>>>>>

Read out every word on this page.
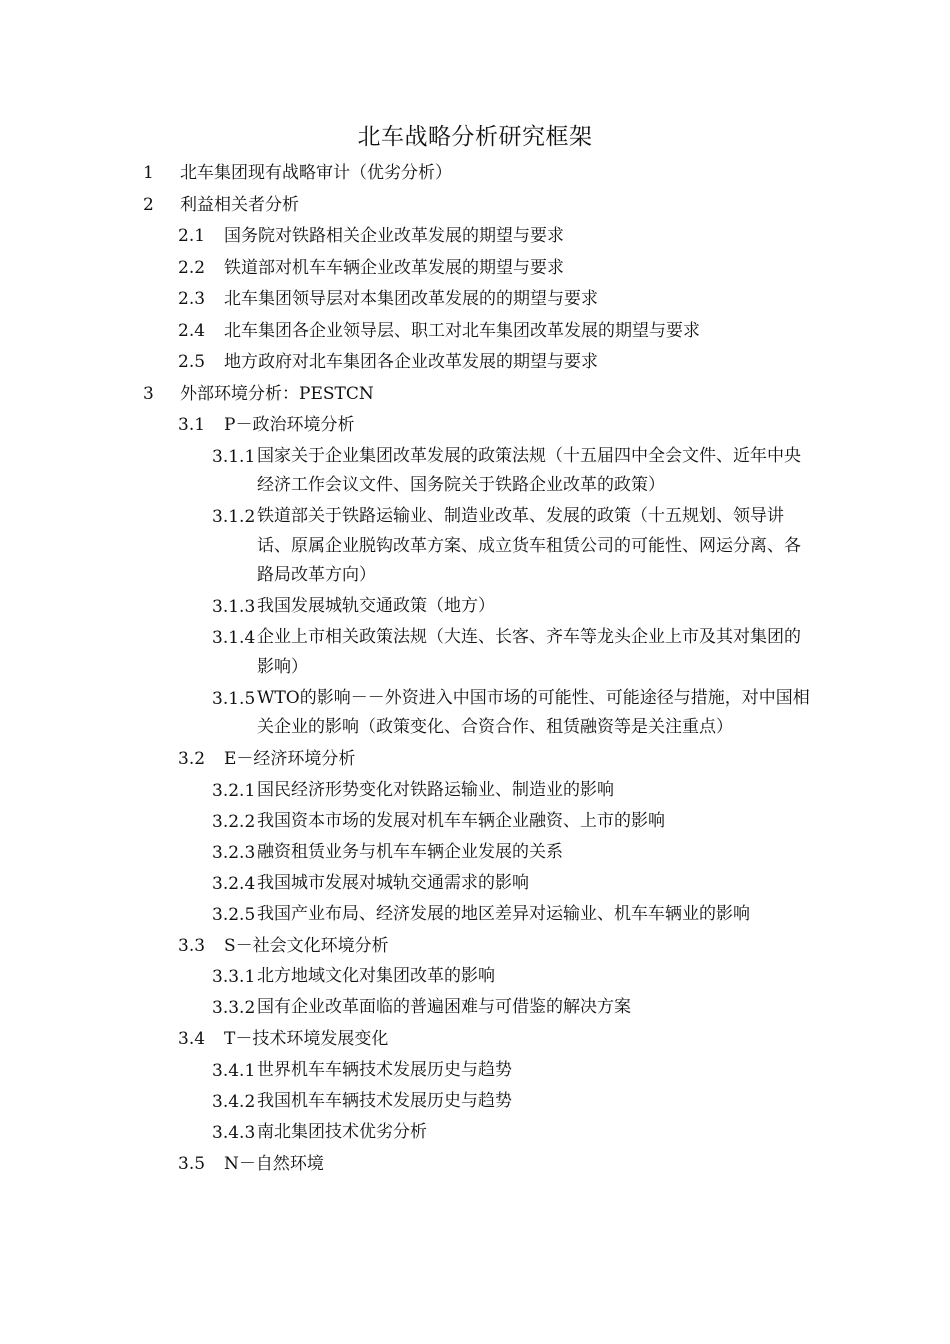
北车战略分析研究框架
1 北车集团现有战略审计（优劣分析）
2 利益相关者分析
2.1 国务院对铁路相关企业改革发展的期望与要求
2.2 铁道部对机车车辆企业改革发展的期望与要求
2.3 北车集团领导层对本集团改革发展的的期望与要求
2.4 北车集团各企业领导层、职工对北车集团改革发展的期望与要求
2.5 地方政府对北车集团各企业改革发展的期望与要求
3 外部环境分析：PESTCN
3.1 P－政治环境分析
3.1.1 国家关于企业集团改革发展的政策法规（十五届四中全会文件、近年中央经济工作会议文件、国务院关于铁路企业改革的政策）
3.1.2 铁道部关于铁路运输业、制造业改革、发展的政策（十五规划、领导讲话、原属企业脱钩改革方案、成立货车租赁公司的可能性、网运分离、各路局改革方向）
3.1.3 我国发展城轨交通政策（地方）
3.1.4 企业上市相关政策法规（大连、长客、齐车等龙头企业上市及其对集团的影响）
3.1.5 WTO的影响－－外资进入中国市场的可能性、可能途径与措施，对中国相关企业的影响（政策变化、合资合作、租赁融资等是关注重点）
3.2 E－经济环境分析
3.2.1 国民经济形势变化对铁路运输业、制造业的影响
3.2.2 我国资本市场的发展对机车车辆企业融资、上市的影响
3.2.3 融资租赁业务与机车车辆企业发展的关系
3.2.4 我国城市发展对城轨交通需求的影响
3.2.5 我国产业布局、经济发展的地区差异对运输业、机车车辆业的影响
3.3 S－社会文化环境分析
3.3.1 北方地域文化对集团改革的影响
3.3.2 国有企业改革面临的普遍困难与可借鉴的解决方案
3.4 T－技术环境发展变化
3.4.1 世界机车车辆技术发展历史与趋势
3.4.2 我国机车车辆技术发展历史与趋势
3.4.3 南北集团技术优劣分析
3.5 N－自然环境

<<<<<
>>>>>

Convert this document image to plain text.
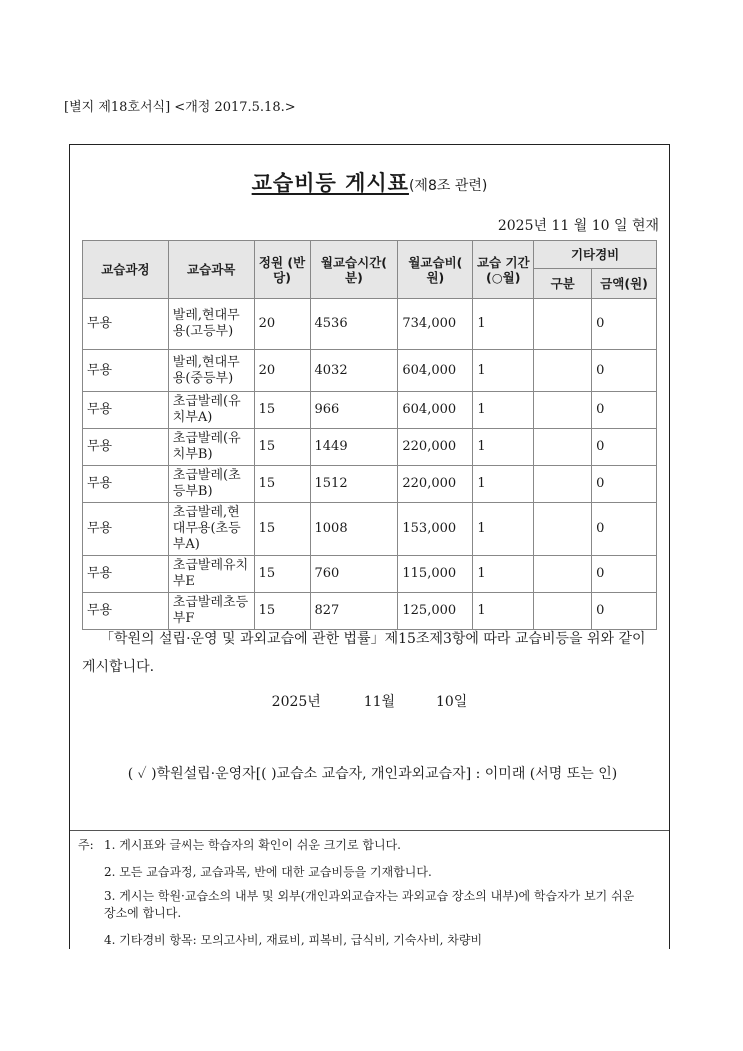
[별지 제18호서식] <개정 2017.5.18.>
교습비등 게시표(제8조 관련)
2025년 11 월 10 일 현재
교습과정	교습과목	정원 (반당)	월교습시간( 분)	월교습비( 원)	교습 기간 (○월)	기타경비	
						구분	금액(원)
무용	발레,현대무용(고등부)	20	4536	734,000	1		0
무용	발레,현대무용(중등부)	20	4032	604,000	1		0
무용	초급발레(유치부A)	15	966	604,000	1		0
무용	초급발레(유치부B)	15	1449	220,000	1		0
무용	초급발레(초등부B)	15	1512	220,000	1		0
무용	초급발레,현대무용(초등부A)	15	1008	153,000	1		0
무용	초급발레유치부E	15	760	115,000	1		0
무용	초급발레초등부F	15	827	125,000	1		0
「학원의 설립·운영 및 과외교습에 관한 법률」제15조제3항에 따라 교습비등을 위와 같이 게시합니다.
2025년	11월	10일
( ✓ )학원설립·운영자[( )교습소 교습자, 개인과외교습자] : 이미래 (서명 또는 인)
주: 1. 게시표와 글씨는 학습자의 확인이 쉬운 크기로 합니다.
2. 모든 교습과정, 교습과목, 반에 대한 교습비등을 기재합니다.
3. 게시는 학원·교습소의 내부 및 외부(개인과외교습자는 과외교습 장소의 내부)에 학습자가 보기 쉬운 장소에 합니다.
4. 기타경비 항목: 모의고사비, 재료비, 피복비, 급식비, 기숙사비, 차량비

<<<<<
>>>>>

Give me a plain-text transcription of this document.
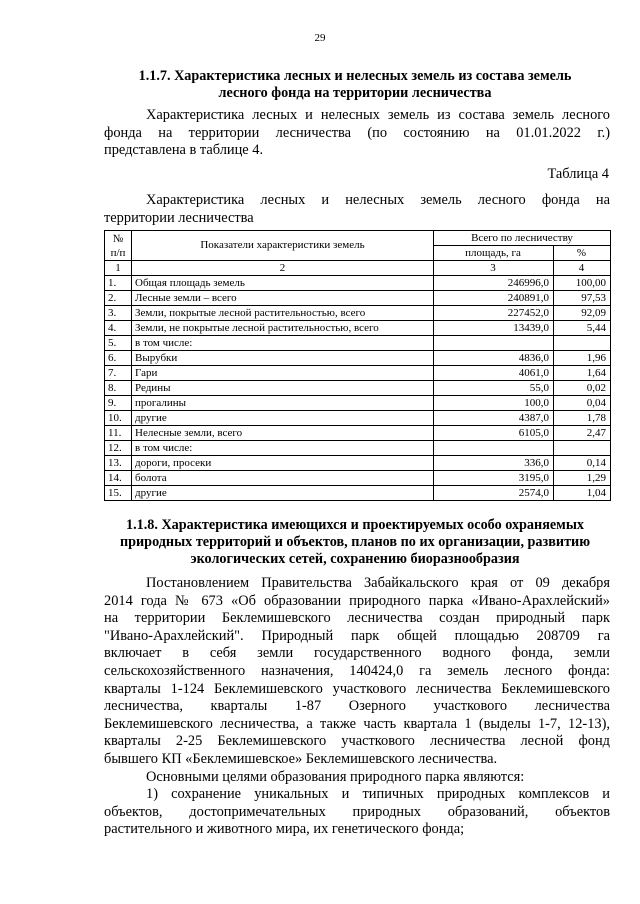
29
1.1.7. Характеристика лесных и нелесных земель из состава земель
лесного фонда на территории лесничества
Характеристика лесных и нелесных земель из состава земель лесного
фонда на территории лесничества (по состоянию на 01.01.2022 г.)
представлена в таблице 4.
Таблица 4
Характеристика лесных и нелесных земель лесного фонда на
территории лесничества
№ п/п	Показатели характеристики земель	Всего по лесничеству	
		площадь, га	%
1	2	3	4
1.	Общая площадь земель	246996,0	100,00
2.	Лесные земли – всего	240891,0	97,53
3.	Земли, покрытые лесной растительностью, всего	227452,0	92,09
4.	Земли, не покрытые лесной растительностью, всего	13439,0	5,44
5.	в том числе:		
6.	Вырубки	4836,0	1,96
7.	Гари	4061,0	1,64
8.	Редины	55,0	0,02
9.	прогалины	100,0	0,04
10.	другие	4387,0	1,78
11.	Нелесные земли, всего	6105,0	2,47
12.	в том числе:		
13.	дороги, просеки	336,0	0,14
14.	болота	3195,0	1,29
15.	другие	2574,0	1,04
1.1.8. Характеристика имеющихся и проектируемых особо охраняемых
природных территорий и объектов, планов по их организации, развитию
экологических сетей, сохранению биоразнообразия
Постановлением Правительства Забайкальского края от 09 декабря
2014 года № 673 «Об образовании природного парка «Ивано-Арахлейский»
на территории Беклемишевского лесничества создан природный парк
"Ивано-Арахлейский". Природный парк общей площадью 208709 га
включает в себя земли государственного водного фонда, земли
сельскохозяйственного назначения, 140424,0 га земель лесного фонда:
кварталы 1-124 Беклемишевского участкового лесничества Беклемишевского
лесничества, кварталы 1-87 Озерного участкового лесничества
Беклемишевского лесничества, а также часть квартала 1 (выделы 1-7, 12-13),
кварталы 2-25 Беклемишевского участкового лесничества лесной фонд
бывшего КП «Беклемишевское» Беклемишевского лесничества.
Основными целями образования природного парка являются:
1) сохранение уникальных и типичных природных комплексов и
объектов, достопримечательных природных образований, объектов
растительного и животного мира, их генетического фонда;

<<<<<

Wherever a line in the data above holds "document", copy that line.

Convert this document image to plain text.
Give me a plain-text transcription of this document.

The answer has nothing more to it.